== Supplied text

Extended reasoning...

What the bug is and how it manifests

The PR introduces bunHTTP2SessionDestroyError, a session-scoped symbol set on the session object before parser.emitErrorToAllStreams(code) is called. The function emitStreamErrorNT reads this symbol to decide which error to deliver to stream 'error' listeners. The symbol is never cleared after emitErrorToAllStreams returns.

The specific code path that triggers it

Native stream close/error callbacks (streamClose/streamError) schedule emitStreamErrorNT asynchronously:

process.nextTick(emitStreamErrorNT, self, stream, error, true, ...)

These nextTick entries are queued immediately when the native parser fires its callback, before the current synchronous call stack unwinds.

====
== Data for analysis

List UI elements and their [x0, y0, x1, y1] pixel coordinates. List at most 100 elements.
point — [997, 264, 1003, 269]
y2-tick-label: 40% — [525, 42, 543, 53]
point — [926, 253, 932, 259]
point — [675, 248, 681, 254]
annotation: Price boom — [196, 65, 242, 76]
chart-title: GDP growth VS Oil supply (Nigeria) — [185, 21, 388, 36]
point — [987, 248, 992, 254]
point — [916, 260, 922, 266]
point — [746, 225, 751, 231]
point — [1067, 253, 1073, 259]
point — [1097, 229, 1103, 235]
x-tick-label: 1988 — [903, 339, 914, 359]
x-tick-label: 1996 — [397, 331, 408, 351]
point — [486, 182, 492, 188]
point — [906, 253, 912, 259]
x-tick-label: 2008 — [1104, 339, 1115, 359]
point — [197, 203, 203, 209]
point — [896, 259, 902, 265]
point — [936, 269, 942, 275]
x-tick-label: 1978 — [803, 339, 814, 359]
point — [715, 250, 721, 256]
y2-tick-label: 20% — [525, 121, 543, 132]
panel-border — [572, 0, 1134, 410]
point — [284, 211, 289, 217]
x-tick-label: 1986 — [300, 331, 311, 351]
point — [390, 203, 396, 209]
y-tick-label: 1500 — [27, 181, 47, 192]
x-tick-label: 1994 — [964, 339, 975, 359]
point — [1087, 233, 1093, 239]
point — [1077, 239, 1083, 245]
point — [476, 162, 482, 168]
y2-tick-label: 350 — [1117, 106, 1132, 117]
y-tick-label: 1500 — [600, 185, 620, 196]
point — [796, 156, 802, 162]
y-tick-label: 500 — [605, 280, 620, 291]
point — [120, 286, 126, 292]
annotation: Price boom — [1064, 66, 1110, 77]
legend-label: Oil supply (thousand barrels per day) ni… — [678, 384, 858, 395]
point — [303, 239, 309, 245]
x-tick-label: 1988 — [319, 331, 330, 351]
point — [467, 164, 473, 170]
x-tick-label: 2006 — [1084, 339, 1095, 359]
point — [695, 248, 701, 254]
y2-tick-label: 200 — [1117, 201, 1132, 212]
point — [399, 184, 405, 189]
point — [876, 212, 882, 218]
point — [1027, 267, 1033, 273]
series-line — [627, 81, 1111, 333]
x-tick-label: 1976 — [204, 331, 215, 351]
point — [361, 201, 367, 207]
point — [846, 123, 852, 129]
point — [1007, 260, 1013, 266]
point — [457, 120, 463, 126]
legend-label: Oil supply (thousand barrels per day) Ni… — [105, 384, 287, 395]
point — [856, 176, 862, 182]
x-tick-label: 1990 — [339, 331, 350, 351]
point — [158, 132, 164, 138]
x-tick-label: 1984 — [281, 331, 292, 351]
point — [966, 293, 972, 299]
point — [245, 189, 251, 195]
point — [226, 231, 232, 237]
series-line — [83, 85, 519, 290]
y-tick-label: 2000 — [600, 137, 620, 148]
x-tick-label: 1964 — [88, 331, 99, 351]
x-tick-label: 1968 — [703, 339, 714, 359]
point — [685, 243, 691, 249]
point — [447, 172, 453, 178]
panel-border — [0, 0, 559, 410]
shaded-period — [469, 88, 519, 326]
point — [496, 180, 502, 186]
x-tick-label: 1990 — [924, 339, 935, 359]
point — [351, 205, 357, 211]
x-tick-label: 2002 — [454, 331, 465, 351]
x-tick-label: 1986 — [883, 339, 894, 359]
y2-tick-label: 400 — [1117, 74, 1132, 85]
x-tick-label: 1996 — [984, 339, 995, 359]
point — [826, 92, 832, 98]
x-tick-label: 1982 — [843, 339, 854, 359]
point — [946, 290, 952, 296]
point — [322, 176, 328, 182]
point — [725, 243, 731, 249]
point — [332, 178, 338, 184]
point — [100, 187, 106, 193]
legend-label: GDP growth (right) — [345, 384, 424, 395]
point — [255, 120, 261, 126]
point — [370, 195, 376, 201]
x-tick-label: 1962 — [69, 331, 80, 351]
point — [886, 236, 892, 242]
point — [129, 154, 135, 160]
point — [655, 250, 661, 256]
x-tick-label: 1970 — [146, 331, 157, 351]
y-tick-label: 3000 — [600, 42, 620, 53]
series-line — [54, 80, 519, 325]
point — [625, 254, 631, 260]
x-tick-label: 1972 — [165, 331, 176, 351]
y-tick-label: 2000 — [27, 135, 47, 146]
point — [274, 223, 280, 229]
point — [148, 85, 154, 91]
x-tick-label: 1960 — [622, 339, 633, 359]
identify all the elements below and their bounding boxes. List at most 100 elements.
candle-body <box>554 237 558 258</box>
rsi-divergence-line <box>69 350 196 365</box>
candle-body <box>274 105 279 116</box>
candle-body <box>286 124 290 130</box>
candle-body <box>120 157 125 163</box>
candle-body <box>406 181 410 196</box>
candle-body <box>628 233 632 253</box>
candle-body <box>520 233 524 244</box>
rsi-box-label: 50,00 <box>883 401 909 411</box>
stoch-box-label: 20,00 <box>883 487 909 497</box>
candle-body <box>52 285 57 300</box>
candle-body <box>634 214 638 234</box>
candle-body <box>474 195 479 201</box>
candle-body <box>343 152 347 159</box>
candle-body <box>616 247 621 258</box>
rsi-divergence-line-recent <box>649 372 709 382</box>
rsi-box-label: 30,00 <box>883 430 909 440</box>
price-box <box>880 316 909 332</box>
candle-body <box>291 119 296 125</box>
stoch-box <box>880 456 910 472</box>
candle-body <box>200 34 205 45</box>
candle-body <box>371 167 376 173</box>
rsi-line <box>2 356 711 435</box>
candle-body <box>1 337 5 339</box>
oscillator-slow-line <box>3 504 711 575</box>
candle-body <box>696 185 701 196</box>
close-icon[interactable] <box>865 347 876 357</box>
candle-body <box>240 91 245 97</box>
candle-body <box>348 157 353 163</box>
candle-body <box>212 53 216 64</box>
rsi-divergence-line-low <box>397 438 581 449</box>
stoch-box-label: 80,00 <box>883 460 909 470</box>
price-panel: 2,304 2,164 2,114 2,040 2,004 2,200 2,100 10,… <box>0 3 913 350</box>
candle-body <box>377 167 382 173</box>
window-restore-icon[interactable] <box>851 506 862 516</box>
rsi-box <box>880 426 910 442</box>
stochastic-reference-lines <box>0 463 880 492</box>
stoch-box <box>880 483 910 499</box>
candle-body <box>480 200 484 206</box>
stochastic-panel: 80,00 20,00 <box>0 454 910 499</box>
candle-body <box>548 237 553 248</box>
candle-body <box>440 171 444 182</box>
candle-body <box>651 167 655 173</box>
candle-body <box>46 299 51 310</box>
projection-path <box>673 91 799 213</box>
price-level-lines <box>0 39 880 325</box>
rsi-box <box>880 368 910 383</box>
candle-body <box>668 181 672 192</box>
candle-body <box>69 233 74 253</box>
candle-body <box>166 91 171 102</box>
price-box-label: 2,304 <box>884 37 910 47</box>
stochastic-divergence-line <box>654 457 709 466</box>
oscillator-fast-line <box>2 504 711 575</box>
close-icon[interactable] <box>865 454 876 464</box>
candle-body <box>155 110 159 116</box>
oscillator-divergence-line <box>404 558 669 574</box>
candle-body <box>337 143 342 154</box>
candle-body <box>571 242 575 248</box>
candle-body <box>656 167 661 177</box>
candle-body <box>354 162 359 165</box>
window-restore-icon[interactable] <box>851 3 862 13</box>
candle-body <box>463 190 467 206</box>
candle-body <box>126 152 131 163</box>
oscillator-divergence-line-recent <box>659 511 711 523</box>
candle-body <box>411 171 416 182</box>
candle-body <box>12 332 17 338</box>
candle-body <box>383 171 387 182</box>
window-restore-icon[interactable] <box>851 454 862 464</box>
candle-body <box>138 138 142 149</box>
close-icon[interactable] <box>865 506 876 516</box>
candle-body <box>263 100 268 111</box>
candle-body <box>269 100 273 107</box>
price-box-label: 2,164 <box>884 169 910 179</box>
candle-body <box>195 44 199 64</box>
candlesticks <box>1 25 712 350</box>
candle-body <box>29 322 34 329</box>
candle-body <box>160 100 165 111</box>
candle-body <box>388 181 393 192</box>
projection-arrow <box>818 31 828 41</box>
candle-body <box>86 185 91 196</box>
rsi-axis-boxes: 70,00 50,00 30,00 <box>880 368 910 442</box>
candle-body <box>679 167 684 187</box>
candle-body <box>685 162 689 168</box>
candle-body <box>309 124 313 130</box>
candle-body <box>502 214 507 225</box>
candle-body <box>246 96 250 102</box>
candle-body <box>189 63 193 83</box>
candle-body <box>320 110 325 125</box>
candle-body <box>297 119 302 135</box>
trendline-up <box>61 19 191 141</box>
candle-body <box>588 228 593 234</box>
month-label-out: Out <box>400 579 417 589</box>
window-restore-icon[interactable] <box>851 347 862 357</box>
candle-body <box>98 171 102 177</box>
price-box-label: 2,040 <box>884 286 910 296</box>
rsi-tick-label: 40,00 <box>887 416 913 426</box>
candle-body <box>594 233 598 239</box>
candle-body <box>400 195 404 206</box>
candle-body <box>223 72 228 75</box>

====

**Assignment 1**
Reproduce the HTTP/2 bug analysis word for word, everything from "The specific code" down to "error, true, ...)".
**Assignment 2**
Write the next part of the HTTP/2 bug analysis, beginning after its final sentence.
The lines play no part in this work.

**Task result 1**
The specific code path that triggers it

Native stream close/error callbacks (streamClose/streamError) schedule emitStreamErrorNT asynchronously:

process.nextTick(emitStreamErrorNT, self, stream, error, true, ...)

**Task result 2**
Why existing code doesn't prevent it

If a stream was already closing (its streamClose/streamError native callback had already fired) before session.destroy(myErr) is invoked in the same synchronous turn, the nextTick for that stream is already in the queue. When destroy() then sets session[bunHTTP2SessionDestroyError] = myErr and calls emitErrorToAllStreams, the native layer may skip the already-closed stream. When the pre-queued nextTick fires, emitStreamErrorNT reads the still-set symbol and substitutes myErr — completely overwriting the stream's original error reason.

Concrete step-by-step proof

  1. Server sends RST_STREAM(CANCEL) for stream A → native parser fires streamClose(session, streamA, NGHTTP2_CANCEL) synchronously → JS callback schedules process.nextTick(emitStreamErrorNT, session, streamA, NGHTTP2_CANCEL, ...).
  2. In the same I/O callback (or a synchronous event handler triggered by it, e.g., streamEnd calling self.destroy() as already done at line ~2869), user code calls client.destroy(myErr).
  3. ClientHttp2Session.destroy() sets session[bunHTTP2SessionDestroyError] = myErr (line 3811) and calls parser.emitErrorToAllStreams(0). Stream A is already closed at the native layer, so it is not re-processed.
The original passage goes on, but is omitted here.